## Job:
Omit the images, then output each of the records below exactly.

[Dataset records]
%%

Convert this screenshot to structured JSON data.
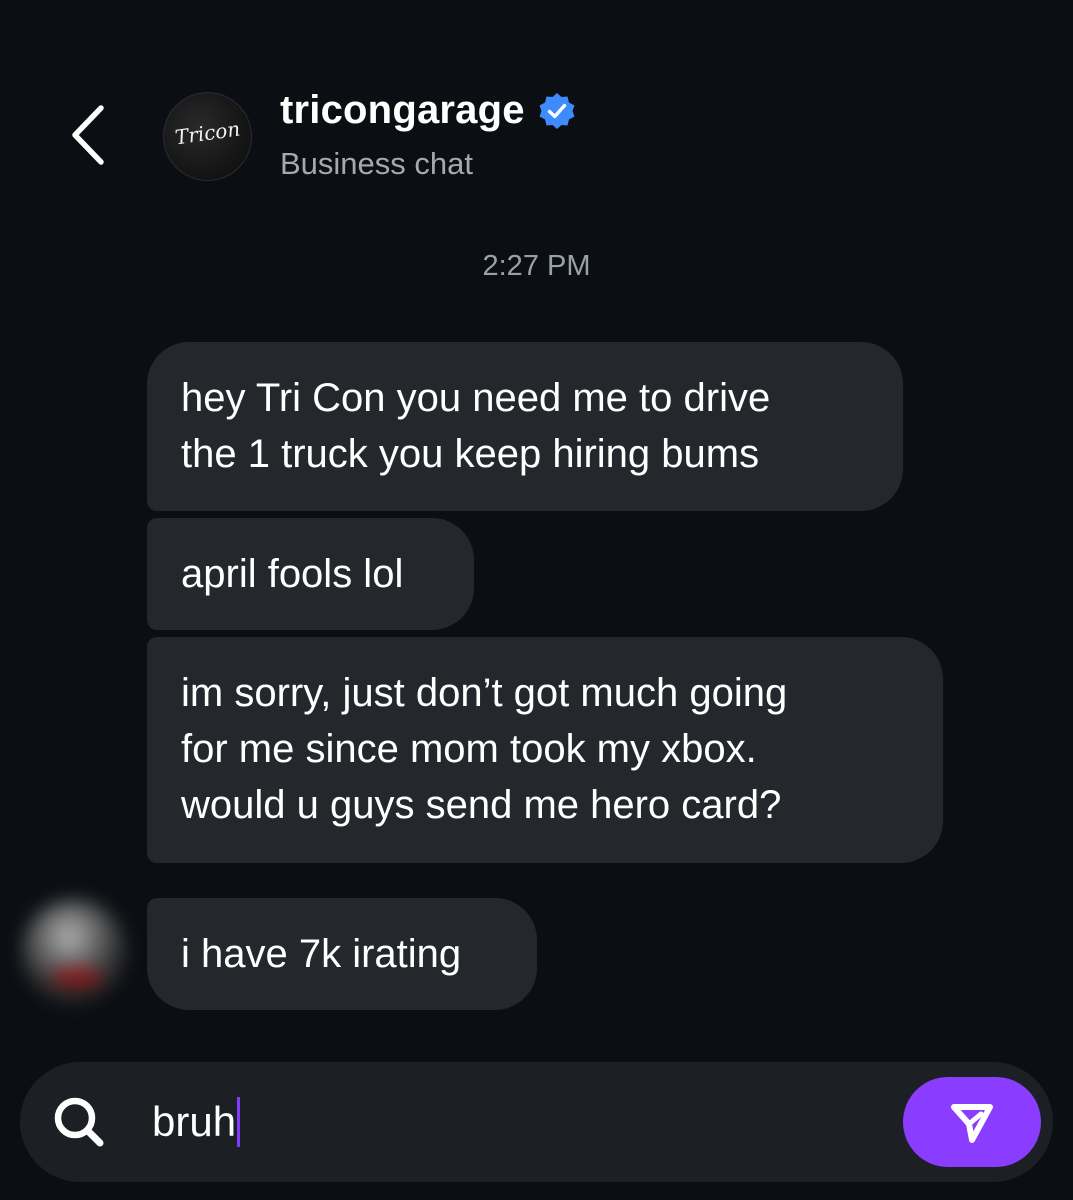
{
  "header": {
    "name": "tricongarage",
    "verified": true,
    "subtitle": "Business chat",
    "avatar_logo": "Tricon"
  },
  "timestamp": "2:27 PM",
  "messages": [
    {
      "text": "hey Tri Con you need me to drive\nthe 1 truck you keep hiring bums"
    },
    {
      "text": "april fools lol"
    },
    {
      "text": "im sorry, just don’t got much going\nfor me since mom took my xbox.\nwould u guys send me hero card?"
    },
    {
      "text": "i have 7k irating"
    }
  ],
  "composer": {
    "value": "bruh",
    "icon": "search-icon",
    "send_icon": "send-icon"
  },
  "colors": {
    "background": "#0b0e13",
    "bubble": "#24272c",
    "accent": "#8b3dff",
    "verified": "#3d8bfd"
  }
}
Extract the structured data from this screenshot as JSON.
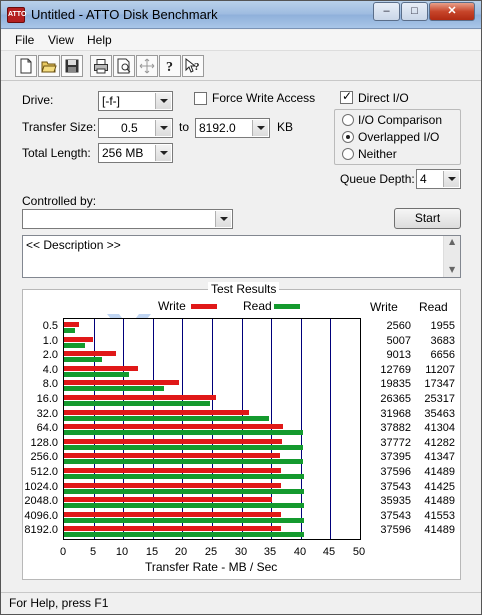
{
  "window": {
    "title": "Untitled - ATTO Disk Benchmark",
    "icon_text": "ATTO"
  },
  "title_buttons": {
    "minimize": "–",
    "maximize": "□",
    "close": "✕"
  },
  "menu": {
    "file": "File",
    "view": "View",
    "help": "Help"
  },
  "toolbar": [
    "new-document-icon",
    "open-folder-icon",
    "save-disk-icon",
    "print-icon",
    "print-preview-icon",
    "move-icon",
    "help-icon",
    "context-help-icon"
  ],
  "form": {
    "drive_label": "Drive:",
    "drive_value": "[-f-]",
    "force_write_label": "Force Write Access",
    "force_write_checked": false,
    "direct_io_label": "Direct I/O",
    "direct_io_checked": true,
    "transfer_size_label": "Transfer Size:",
    "transfer_from": "0.5",
    "transfer_to_label": "to",
    "transfer_to": "8192.0",
    "transfer_unit": "KB",
    "io_comparison_label": "I/O Comparison",
    "overlapped_io_label": "Overlapped I/O",
    "neither_label": "Neither",
    "io_mode_selected": "Overlapped I/O",
    "total_length_label": "Total Length:",
    "total_length_value": "256 MB",
    "queue_depth_label": "Queue Depth:",
    "queue_depth_value": "4",
    "controlled_by_label": "Controlled by:",
    "controlled_by_value": "",
    "start_button": "Start",
    "description": "<< Description >>"
  },
  "watermark": "xtremehardware.com",
  "colors": {
    "write": "#e01818",
    "read": "#149a2e",
    "grid": "#00007a"
  },
  "chart_data": {
    "type": "bar",
    "title": "Test Results",
    "xlabel": "Transfer Rate - MB / Sec",
    "ylabel": "",
    "legend": [
      "Write",
      "Read"
    ],
    "legend_placement": "top",
    "xlim": [
      0,
      50
    ],
    "x_ticks": [
      "0",
      "5",
      "10",
      "15",
      "20",
      "25",
      "30",
      "35",
      "40",
      "45",
      "50"
    ],
    "categories": [
      "0.5",
      "1.0",
      "2.0",
      "4.0",
      "8.0",
      "16.0",
      "32.0",
      "64.0",
      "128.0",
      "256.0",
      "512.0",
      "1024.0",
      "2048.0",
      "4096.0",
      "8192.0"
    ],
    "series": [
      {
        "name": "Write",
        "values": [
          2.5,
          4.9,
          8.8,
          12.5,
          19.4,
          25.7,
          31.2,
          37.0,
          36.9,
          36.5,
          36.7,
          36.7,
          35.1,
          36.7,
          36.7
        ]
      },
      {
        "name": "Read",
        "values": [
          1.9,
          3.6,
          6.5,
          10.9,
          16.9,
          24.7,
          34.6,
          40.3,
          40.3,
          40.4,
          40.5,
          40.5,
          40.5,
          40.6,
          40.5
        ]
      }
    ],
    "write_column": [
      "2560",
      "5007",
      "9013",
      "12769",
      "19835",
      "26365",
      "31968",
      "37882",
      "37772",
      "37395",
      "37596",
      "37543",
      "35935",
      "37543",
      "37596"
    ],
    "read_column": [
      "1955",
      "3683",
      "6656",
      "11207",
      "17347",
      "25317",
      "35463",
      "41304",
      "41282",
      "41347",
      "41489",
      "41425",
      "41489",
      "41553",
      "41489"
    ],
    "write_header": "Write",
    "read_header": "Read"
  },
  "status": "For Help, press F1"
}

%%

## Written solution:
Convert this screenshot to structured JSON data.
{
  "header": {
    "name": "tricongarage",
    "verified": true,
    "subtitle": "Business chat",
    "avatar_logo": "Tricon"
  },
  "timestamp": "2:27 PM",
  "messages": [
    {
      "text": "hey Tri Con you need me to drive\nthe 1 truck you keep hiring bums"
    },
    {
      "text": "april fools lol"
    },
    {
      "text": "im sorry, just don’t got much going\nfor me since mom took my xbox.\nwould u guys send me hero card?"
    },
    {
      "text": "i have 7k irating"
    }
  ],
  "composer": {
    "value": "bruh",
    "icon": "search-icon",
    "send_icon": "send-icon"
  },
  "colors": {
    "background": "#0b0e13",
    "bubble": "#24272c",
    "accent": "#8b3dff",
    "verified": "#3d8bfd"
  }
}
Extract the structured data from this screenshot as JSON.
{
  "window": {
    "title": "Untitled - ATTO Disk Benchmark",
    "icon_text": "ATTO"
  },
  "title_buttons": {
    "minimize": "–",
    "maximize": "□",
    "close": "✕"
  },
  "menu": {
    "file": "File",
    "view": "View",
    "help": "Help"
  },
  "toolbar": [
    "new-document-icon",
    "open-folder-icon",
    "save-disk-icon",
    "print-icon",
    "print-preview-icon",
    "move-icon",
    "help-icon",
    "context-help-icon"
  ],
  "form": {
    "drive_label": "Drive:",
    "drive_value": "[-f-]",
    "force_write_label": "Force Write Access",
    "force_write_checked": false,
    "direct_io_label": "Direct I/O",
    "direct_io_checked": true,
    "transfer_size_label": "Transfer Size:",
    "transfer_from": "0.5",
    "transfer_to_label": "to",
    "transfer_to": "8192.0",
    "transfer_unit": "KB",
    "io_comparison_label": "I/O Comparison",
    "overlapped_io_label": "Overlapped I/O",
    "neither_label": "Neither",
    "io_mode_selected": "Overlapped I/O",
    "total_length_label": "Total Length:",
    "total_length_value": "256 MB",
    "queue_depth_label": "Queue Depth:",
    "queue_depth_value": "4",
    "controlled_by_label": "Controlled by:",
    "controlled_by_value": "",
    "start_button": "Start",
    "description": "<< Description >>"
  },
  "watermark": "xtremehardware.com",
  "colors": {
    "write": "#e01818",
    "read": "#149a2e",
    "grid": "#00007a"
  },
  "chart_data": {
    "type": "bar",
    "title": "Test Results",
    "xlabel": "Transfer Rate - MB / Sec",
    "ylabel": "",
    "legend": [
      "Write",
      "Read"
    ],
    "legend_placement": "top",
    "xlim": [
      0,
      50
    ],
    "x_ticks": [
      "0",
      "5",
      "10",
      "15",
      "20",
      "25",
      "30",
      "35",
      "40",
      "45",
      "50"
    ],
    "categories": [
      "0.5",
      "1.0",
      "2.0",
      "4.0",
      "8.0",
      "16.0",
      "32.0",
      "64.0",
      "128.0",
      "256.0",
      "512.0",
      "1024.0",
      "2048.0",
      "4096.0",
      "8192.0"
    ],
    "series": [
      {
        "name": "Write",
        "values": [
          2.5,
          4.9,
          8.8,
          12.5,
          19.4,
          25.7,
          31.2,
          37.0,
          36.9,
          36.5,
          36.7,
          36.7,
          35.1,
          36.7,
          36.7
        ]
      },
      {
        "name": "Read",
        "values": [
          1.9,
          3.6,
          6.5,
          10.9,
          16.9,
          24.7,
          34.6,
          40.3,
          40.3,
          40.4,
          40.5,
          40.5,
          40.5,
          40.6,
          40.5
        ]
      }
    ],
    "write_column": [
      "2560",
      "5007",
      "9013",
      "12769",
      "19835",
      "26365",
      "31968",
      "37882",
      "37772",
      "37395",
      "37596",
      "37543",
      "35935",
      "37543",
      "37596"
    ],
    "read_column": [
      "1955",
      "3683",
      "6656",
      "11207",
      "17347",
      "25317",
      "35463",
      "41304",
      "41282",
      "41347",
      "41489",
      "41425",
      "41489",
      "41553",
      "41489"
    ],
    "write_header": "Write",
    "read_header": "Read"
  },
  "status": "For Help, press F1"
}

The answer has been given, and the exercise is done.